━━━ DATASET EXTRACT ━━━
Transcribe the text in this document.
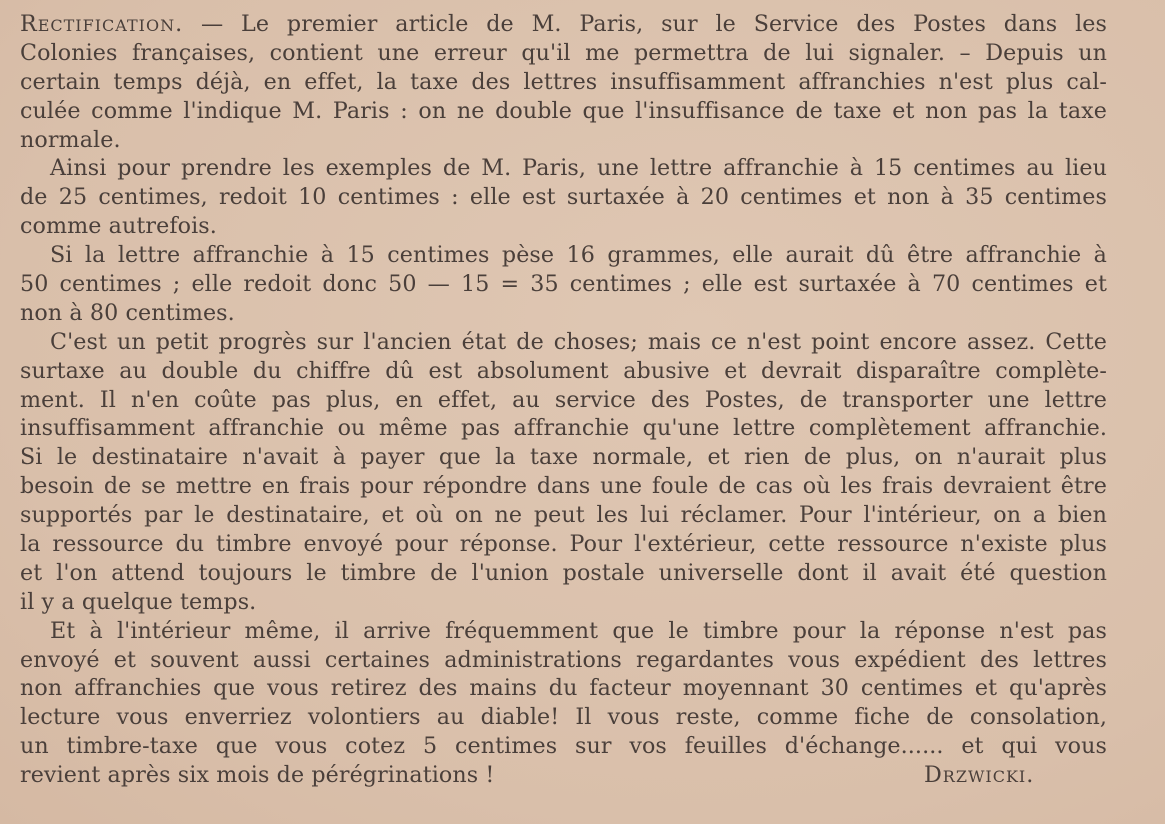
Rectification. — Le premier article de M. Paris, sur le Service des Postes dans les
Colonies françaises, contient une erreur qu'il me permettra de lui signaler. – Depuis un
certain temps déjà, en effet, la taxe des lettres insuffisamment affranchies n'est plus cal-
culée comme l'indique M. Paris : on ne double que l'insuffisance de taxe et non pas la taxe
normale.
Ainsi pour prendre les exemples de M. Paris, une lettre affranchie à 15 centimes au lieu
de 25 centimes, redoit 10 centimes : elle est surtaxée à 20 centimes et non à 35 centimes
comme autrefois.
Si la lettre affranchie à 15 centimes pèse 16 grammes, elle aurait dû être affranchie à
50 centimes ; elle redoit donc 50 — 15 = 35 centimes ; elle est surtaxée à 70 centimes et
non à 80 centimes.
C'est un petit progrès sur l'ancien état de choses; mais ce n'est point encore assez. Cette
surtaxe au double du chiffre dû est absolument abusive et devrait disparaître complète-
ment. Il n'en coûte pas plus, en effet, au service des Postes, de transporter une lettre
insuffisamment affranchie ou même pas affranchie qu'une lettre complètement affranchie.
Si le destinataire n'avait à payer que la taxe normale, et rien de plus, on n'aurait plus
besoin de se mettre en frais pour répondre dans une foule de cas où les frais devraient être
supportés par le destinataire, et où on ne peut les lui réclamer. Pour l'intérieur, on a bien
la ressource du timbre envoyé pour réponse. Pour l'extérieur, cette ressource n'existe plus
et l'on attend toujours le timbre de l'union postale universelle dont il avait été question
il y a quelque temps.
Et à l'intérieur même, il arrive fréquemment que le timbre pour la réponse n'est pas
envoyé et souvent aussi certaines administrations regardantes vous expédient des lettres
non affranchies que vous retirez des mains du facteur moyennant 30 centimes et qu'après
lecture vous enverriez volontiers au diable! Il vous reste, comme fiche de consolation,
un timbre-taxe que vous cotez 5 centimes sur vos feuilles d'échange...... et qui vous
revient après six mois de pérégrinations !	Drzwicki.
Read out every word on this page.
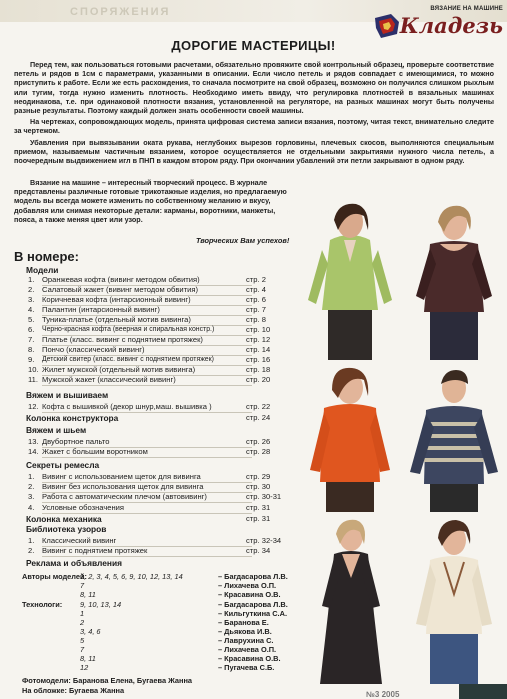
СПОРЯЖЕНИЯ	ВЯЗАНИЕ НА МАШИНЕ
Кладезь
ДОРОГИЕ МАСТЕРИЦЫ!

Перед тем, как пользоваться готовыми расчетами, обязательно провяжите свой контрольный образец, проверьте соответствие петель и рядов в 1см с параметрами, указанными в описании. Если число петель и рядов совпадает с имеющимися, то можно приступить к работе. Если же есть расхождения, то сначала посмотрите на свой образец, возможно он получился слишком рыхлым или тугим, тогда нужно изменить плотность. Необходимо иметь ввиду, что регулировка плотностей в вязальных машинах неодинакова, т.е. при одинаковой плотности вязания, установленной на регуляторе, на разных машинах могут быть получены разные результаты. Поэтому каждый должен знать особенности своей машины.

На чертежах, сопровождающих модель, принята цифровая система записи вязания, поэтому, читая текст, внимательно следите за чертежом.

Убавления при вывязывании оката рукава, неглубоких вырезов горловины, плечевых скосов, выполняются специальным приемом, называемым частичным вязанием, которое осуществляется не отдельными закрытиями нужного числа петель, а поочередным выдвижением игл в ПНП в каждом втором ряду. При окончании убавлений эти петли закрывают в одном ряду.

Вязание на машине – интересный творческий процесс. В журнале представлены различные готовые трикотажные изделия, но предлагаемую модель вы всегда можете изменить по собственному желанию и вкусу, добавляя или снимая некоторые детали: карманы, воротники, манжеты, пояса, а также меняя цвет или узор.

Творческих Вам успехов!
В номере:
Модели
1.	Оранжевая кофта (вивинг методом обвития)	стр. 2
2.	Салатовый жакет (вивинг методом обвития)	стр. 4
3.	Коричневая кофта (интарсионный вивинг)	стр. 6
4.	Палантин (интарсионный вивинг)	стр. 7
5.	Туника-платье (отдельный мотив вивинга)	стр. 8
6.	Черно-красная кофта (веерная и спиральная констр.)	стр. 10
7.	Платье (класс. вивинг с поднятием протяжек)	стр. 12
8.	Пончо (классический вивинг)	стр. 14
9.	Детский свитер (класс. вивинг с поднятием протяжек)	стр. 16
10. Жилет мужской (отдельный мотив вивинга)	стр. 18
11. Мужской жакет (классический вивинг)	стр. 20
Вяжем и вышиваем
12. Кофта с вышивкой (декор шнур,маш. вышивка )	стр. 22
Колонка конструктора	стр. 24
Вяжем и шьем
13. Двубортное пальто	стр. 26
14. Жакет с большим воротником	стр. 28
Секреты ремесла
1.	Вивинг с использованием щеток для вивинга	стр. 29
2.	Вивинг без использования щеток для вивинга	стр. 30
3.	Работа с автоматическим плечом (автовивинг)	стр. 30-31
4.	Условные обозначения	стр. 31
Колонка механика	стр. 31
Библиотека узоров
1.	Классический вивинг	стр. 32-34
2.	Вивинг с поднятием протяжек	стр. 34
Реклама и объявления
Авторы моделей:
1, 2, 3, 4, 5, 6, 9, 10, 12, 13, 14	– Багдасарова Л.В.
7	– Лихачева О.П.
8, 11	– Красавина О.В.
Технологи: 9, 10, 13, 14	– Багдасарова Л.В.
1	– Кильгуткина С.А.
2	– Баранова Е.
3, 4, 6	– Дьякова И.В.
5	– Лаврухина С.
7	– Лихачева О.П.
8, 11	– Красавина О.В.
12	– Пугачева С.Б.
Фотомодели: Баранова Елена, Бугаева Жанна
На обложке: Бугаева Жанна	№3 2005
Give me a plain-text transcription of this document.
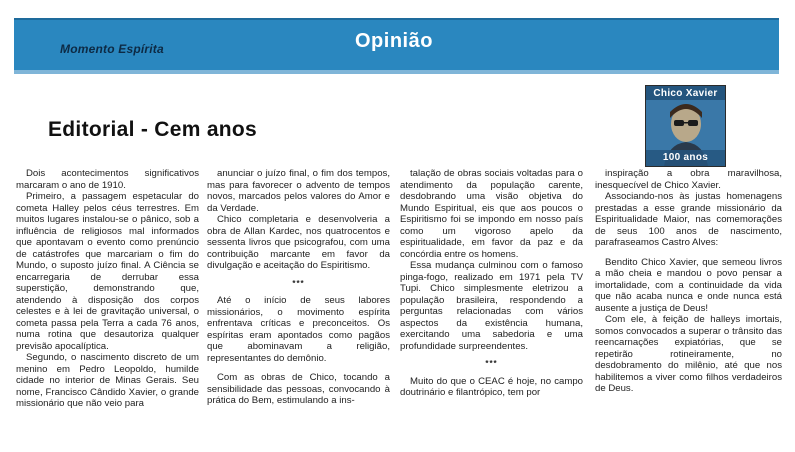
Momento Espírita	Opinião
Chico Xavier
100 anos
Editorial - Cem anos

Dois acontecimentos significativos marcaram o ano de 1910.

Primeiro, a passagem espetacular do cometa Halley pelos céus terrestres. Em muitos lugares instalou-se o pânico, sob a influência de religiosos mal informados que apontavam o evento como prenúncio de catástrofes que marcariam o fim do Mundo, o suposto juízo final. A Ciência se encarregaria de derrubar essa superstição, demonstrando que, atendendo à disposição dos corpos celestes e à lei de gravitação universal, o cometa passa pela Terra a cada 76 anos, numa rotina que desautoriza qualquer previsão apocalíptica.

Segundo, o nascimento discreto de um menino em Pedro Leopoldo, humilde cidade no interior de Minas Gerais. Seu nome, Francisco Cândido Xavier, o grande missionário que não veio para

anunciar o juízo final, o fim dos tempos, mas para favorecer o advento de tempos novos, marcados pelos valores do Amor e da Verdade.

Chico completaria e desenvolveria a obra de Allan Kardec, nos quatrocentos e sessenta livros que psicografou, com uma contribuição marcante em favor da divulgação e aceitação do Espiritismo.

***

Até o início de seus labores missionários, o movimento espírita enfrentava críticas e preconceitos. Os espíritas eram apontados como pagãos que abominavam a religião, representantes do demônio.

Com as obras de Chico, tocando a sensibilidade das pessoas, convocando à prática do Bem, estimulando a ins-

talação de obras sociais voltadas para o atendimento da população carente, desdobrando uma visão objetiva do Mundo Espiritual, eis que aos poucos o Espiritismo foi se impondo em nosso país como um vigoroso apelo da espiritualidade, em favor da paz e da concórdia entre os homens.

Essa mudança culminou com o famoso pinga-fogo, realizado em 1971 pela TV Tupi. Chico simplesmente eletrizou a população brasileira, respondendo a perguntas relacionadas com vários aspectos da existência humana, exercitando uma sabedoria e uma profundidade surpreendentes.

***

Muito do que o CEAC é hoje, no campo doutrinário e filantrópico, tem por

inspiração a obra maravilhosa, inesquecível de Chico Xavier.

Associando-nos às justas homenagens prestadas a esse grande missionário da Espiritualidade Maior, nas comemorações de seus 100 anos de nascimento, parafraseamos Castro Alves:

Bendito Chico Xavier, que semeou livros a mão cheia e mandou o povo pensar a imortalidade, com a continuidade da vida que não acaba nunca e onde nunca está ausente a justiça de Deus!

Com ele, à feição de halleys imortais, somos convocados a superar o trânsito das reencarnações expiatórias, que se repetirão rotineiramente, no desdobramento do milênio, até que nos habilitemos a viver como filhos verdadeiros de Deus.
━━━
■ SET TASK ■
List the lines of the records where "obras" occurs.

■ EXPECTED OUTPUT ■
Com as obras de Chico, tocando a sensibilidade das pessoas, convocando à prática do Bem, estimulando a ins-
talação de obras sociais voltadas para o atendimento da população carente, desdobrando uma visão objetiva do Mundo Espiritual, eis que aos poucos o Espiritismo foi se impondo em nosso país como um vigoroso apelo da espiritualidade, em favor da paz e da concórdia entre os homens.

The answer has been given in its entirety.